◆ RECORDED DATA
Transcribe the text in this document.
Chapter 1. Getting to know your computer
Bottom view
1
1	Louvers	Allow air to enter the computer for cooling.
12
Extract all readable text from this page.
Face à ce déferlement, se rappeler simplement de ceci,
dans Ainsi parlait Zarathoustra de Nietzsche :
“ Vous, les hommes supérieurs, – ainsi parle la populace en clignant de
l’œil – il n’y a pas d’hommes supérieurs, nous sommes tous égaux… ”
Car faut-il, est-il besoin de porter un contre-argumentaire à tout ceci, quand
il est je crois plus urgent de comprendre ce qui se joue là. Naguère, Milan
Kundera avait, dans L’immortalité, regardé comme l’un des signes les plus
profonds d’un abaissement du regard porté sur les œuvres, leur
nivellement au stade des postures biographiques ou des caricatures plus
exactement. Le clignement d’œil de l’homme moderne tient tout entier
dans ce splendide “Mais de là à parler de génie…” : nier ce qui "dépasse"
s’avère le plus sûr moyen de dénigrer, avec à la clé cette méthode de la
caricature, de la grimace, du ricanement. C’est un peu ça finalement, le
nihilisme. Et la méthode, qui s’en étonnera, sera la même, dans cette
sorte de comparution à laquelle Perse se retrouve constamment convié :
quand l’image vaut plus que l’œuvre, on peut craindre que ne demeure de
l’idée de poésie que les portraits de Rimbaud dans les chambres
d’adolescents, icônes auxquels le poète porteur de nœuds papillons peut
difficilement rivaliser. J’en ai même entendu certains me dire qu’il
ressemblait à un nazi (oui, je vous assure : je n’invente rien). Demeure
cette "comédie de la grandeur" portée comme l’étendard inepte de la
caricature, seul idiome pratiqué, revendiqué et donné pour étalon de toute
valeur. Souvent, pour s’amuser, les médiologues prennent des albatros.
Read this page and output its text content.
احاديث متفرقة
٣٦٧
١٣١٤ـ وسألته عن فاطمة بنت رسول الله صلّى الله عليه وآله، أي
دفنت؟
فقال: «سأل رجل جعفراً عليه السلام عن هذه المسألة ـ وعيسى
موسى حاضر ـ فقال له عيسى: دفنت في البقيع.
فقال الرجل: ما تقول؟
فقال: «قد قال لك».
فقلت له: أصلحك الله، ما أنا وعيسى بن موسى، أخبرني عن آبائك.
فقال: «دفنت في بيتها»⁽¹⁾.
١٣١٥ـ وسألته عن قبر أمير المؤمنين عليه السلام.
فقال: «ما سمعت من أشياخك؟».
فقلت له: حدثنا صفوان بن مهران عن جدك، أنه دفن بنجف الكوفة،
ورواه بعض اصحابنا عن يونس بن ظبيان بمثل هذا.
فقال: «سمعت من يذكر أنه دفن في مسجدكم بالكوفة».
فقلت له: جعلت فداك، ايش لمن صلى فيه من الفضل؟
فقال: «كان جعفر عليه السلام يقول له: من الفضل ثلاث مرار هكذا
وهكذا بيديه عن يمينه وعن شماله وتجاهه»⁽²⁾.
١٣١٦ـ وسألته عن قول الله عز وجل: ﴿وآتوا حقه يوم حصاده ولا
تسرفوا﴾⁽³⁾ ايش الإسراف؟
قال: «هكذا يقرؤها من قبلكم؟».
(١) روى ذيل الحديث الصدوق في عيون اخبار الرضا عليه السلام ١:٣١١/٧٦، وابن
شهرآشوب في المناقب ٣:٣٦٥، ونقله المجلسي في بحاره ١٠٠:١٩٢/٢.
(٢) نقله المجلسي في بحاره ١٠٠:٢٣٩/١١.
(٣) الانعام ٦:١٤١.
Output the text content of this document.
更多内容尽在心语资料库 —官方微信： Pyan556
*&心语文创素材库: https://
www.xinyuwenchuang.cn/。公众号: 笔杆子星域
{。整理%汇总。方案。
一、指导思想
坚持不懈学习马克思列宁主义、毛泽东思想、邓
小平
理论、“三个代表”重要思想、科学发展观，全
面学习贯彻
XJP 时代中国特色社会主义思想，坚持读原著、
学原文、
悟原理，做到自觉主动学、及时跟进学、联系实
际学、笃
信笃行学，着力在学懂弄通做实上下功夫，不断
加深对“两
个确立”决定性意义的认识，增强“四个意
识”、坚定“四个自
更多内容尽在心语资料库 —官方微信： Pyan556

◆ TASK DETAILS
Your task is to repeat every line exactly.

◆ THE OUTPUT
Transcribe the text in this document.
Chapter 1. Getting to know your computer
Bottom view
1
1	Louvers	Allow air to enter the computer for cooling.
12
Extract all readable text from this page.
Face à ce déferlement, se rappeler simplement de ceci,
dans Ainsi parlait Zarathoustra de Nietzsche :
“ Vous, les hommes supérieurs, – ainsi parle la populace en clignant de
l’œil – il n’y a pas d’hommes supérieurs, nous sommes tous égaux… ”
Car faut-il, est-il besoin de porter un contre-argumentaire à tout ceci, quand
il est je crois plus urgent de comprendre ce qui se joue là. Naguère, Milan
Kundera avait, dans L’immortalité, regardé comme l’un des signes les plus
profonds d’un abaissement du regard porté sur les œuvres, leur
nivellement au stade des postures biographiques ou des caricatures plus
exactement. Le clignement d’œil de l’homme moderne tient tout entier
dans ce splendide “Mais de là à parler de génie…” : nier ce qui "dépasse"
s’avère le plus sûr moyen de dénigrer, avec à la clé cette méthode de la
caricature, de la grimace, du ricanement. C’est un peu ça finalement, le
nihilisme. Et la méthode, qui s’en étonnera, sera la même, dans cette
sorte de comparution à laquelle Perse se retrouve constamment convié :
quand l’image vaut plus que l’œuvre, on peut craindre que ne demeure de
l’idée de poésie que les portraits de Rimbaud dans les chambres
d’adolescents, icônes auxquels le poète porteur de nœuds papillons peut
difficilement rivaliser. J’en ai même entendu certains me dire qu’il
ressemblait à un nazi (oui, je vous assure : je n’invente rien). Demeure
cette "comédie de la grandeur" portée comme l’étendard inepte de la
caricature, seul idiome pratiqué, revendiqué et donné pour étalon de toute
valeur. Souvent, pour s’amuser, les médiologues prennent des albatros.
Read this page and output its text content.
احاديث متفرقة
٣٦٧
١٣١٤ـ وسألته عن فاطمة بنت رسول الله صلّى الله عليه وآله، أي
دفنت؟
فقال: «سأل رجل جعفراً عليه السلام عن هذه المسألة ـ وعيسى
موسى حاضر ـ فقال له عيسى: دفنت في البقيع.
فقال الرجل: ما تقول؟
فقال: «قد قال لك».
فقلت له: أصلحك الله، ما أنا وعيسى بن موسى، أخبرني عن آبائك.
فقال: «دفنت في بيتها»⁽¹⁾.
١٣١٥ـ وسألته عن قبر أمير المؤمنين عليه السلام.
فقال: «ما سمعت من أشياخك؟».
فقلت له: حدثنا صفوان بن مهران عن جدك، أنه دفن بنجف الكوفة،
ورواه بعض اصحابنا عن يونس بن ظبيان بمثل هذا.
فقال: «سمعت من يذكر أنه دفن في مسجدكم بالكوفة».
فقلت له: جعلت فداك، ايش لمن صلى فيه من الفضل؟
فقال: «كان جعفر عليه السلام يقول له: من الفضل ثلاث مرار هكذا
وهكذا بيديه عن يمينه وعن شماله وتجاهه»⁽²⁾.
١٣١٦ـ وسألته عن قول الله عز وجل: ﴿وآتوا حقه يوم حصاده ولا
تسرفوا﴾⁽³⁾ ايش الإسراف؟
قال: «هكذا يقرؤها من قبلكم؟».
(١) روى ذيل الحديث الصدوق في عيون اخبار الرضا عليه السلام ١:٣١١/٧٦، وابن
شهرآشوب في المناقب ٣:٣٦٥، ونقله المجلسي في بحاره ١٠٠:١٩٢/٢.
(٢) نقله المجلسي في بحاره ١٠٠:٢٣٩/١١.
(٣) الانعام ٦:١٤١.
Output the text content of this document.
更多内容尽在心语资料库 —官方微信： Pyan556
*&心语文创素材库: https://
www.xinyuwenchuang.cn/。公众号: 笔杆子星域
{。整理%汇总。方案。
一、指导思想
坚持不懈学习马克思列宁主义、毛泽东思想、邓
小平
理论、“三个代表”重要思想、科学发展观，全
面学习贯彻
XJP 时代中国特色社会主义思想，坚持读原著、
学原文、
悟原理，做到自觉主动学、及时跟进学、联系实
际学、笃
信笃行学，着力在学懂弄通做实上下功夫，不断
加深对“两
个确立”决定性意义的认识，增强“四个意
识”、坚定“四个自
更多内容尽在心语资料库 —官方微信： Pyan556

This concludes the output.